§ Exercise goal: Go through the listing below and list every line with "icon".

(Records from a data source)
* BEGIN *
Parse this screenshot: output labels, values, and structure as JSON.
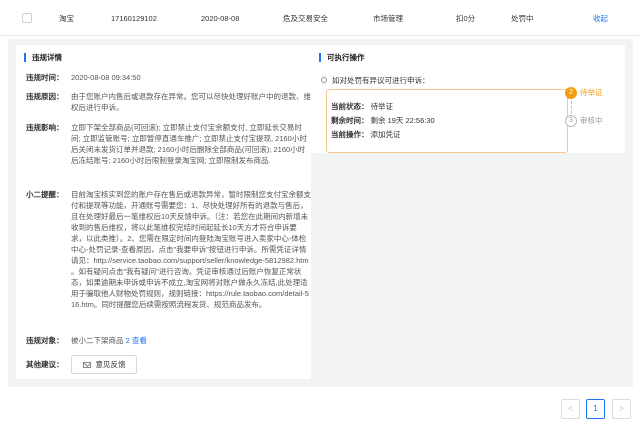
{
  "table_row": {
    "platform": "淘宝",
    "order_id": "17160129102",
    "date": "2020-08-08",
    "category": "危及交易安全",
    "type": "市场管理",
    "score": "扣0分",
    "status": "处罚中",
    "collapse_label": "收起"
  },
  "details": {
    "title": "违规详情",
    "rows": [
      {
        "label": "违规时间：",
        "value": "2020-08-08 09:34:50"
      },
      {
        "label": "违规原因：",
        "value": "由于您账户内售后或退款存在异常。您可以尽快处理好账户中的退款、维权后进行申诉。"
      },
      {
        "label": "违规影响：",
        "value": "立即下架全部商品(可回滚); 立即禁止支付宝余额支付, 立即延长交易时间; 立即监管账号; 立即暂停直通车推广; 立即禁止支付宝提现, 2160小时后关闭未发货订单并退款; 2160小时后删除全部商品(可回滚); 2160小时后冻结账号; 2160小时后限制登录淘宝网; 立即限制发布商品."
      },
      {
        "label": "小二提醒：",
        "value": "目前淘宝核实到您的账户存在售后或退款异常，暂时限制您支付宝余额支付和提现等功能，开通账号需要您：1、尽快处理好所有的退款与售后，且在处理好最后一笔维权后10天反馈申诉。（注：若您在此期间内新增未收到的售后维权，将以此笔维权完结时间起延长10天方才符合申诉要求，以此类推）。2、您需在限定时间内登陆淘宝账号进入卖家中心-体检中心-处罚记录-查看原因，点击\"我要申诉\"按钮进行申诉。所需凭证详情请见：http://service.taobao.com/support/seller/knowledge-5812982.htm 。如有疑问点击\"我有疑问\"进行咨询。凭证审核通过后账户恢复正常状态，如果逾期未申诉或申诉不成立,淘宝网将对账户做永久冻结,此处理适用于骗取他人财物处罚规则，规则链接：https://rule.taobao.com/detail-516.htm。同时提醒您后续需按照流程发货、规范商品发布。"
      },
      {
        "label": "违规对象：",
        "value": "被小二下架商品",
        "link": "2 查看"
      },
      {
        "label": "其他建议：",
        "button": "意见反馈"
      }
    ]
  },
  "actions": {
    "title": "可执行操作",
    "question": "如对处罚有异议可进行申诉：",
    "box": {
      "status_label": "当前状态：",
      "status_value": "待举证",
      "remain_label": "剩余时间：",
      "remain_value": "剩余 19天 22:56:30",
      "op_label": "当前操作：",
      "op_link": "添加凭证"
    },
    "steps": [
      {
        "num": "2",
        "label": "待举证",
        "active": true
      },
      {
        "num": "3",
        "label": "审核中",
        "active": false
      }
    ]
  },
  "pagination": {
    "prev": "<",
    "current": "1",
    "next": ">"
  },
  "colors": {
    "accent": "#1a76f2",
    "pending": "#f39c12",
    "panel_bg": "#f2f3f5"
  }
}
* END *
* BEGIN *
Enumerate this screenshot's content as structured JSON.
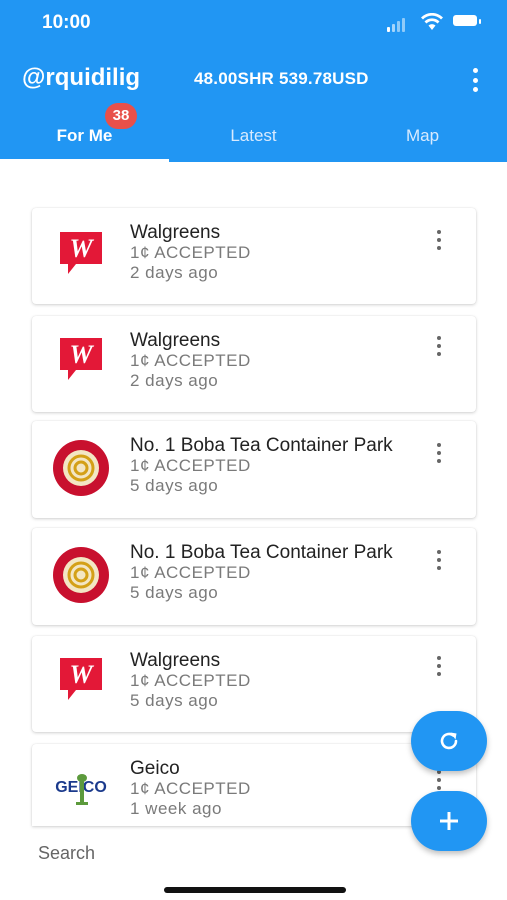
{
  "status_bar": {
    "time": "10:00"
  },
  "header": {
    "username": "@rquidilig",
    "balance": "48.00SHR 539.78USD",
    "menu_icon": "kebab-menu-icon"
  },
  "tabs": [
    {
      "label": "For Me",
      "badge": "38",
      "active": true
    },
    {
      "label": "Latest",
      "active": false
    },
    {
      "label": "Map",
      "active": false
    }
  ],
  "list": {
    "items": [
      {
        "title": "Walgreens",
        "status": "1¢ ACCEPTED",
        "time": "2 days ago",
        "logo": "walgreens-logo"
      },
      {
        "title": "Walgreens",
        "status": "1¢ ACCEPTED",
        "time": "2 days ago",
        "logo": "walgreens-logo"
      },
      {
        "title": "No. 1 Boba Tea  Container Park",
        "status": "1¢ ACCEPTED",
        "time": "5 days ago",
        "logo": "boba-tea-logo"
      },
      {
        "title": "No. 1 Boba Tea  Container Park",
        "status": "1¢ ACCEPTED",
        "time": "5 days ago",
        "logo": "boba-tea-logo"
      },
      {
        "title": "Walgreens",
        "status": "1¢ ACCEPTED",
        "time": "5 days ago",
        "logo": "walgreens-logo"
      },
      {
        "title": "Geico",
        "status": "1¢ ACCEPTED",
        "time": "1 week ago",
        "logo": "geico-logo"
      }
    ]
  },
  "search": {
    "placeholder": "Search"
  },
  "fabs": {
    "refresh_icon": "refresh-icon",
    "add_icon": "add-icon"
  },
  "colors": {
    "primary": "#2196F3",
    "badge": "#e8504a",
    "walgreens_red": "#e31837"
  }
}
* END *
§ Result of this exercise:
    "menu_icon": "kebab-menu-icon"
    "refresh_icon": "refresh-icon",
    "add_icon": "add-icon"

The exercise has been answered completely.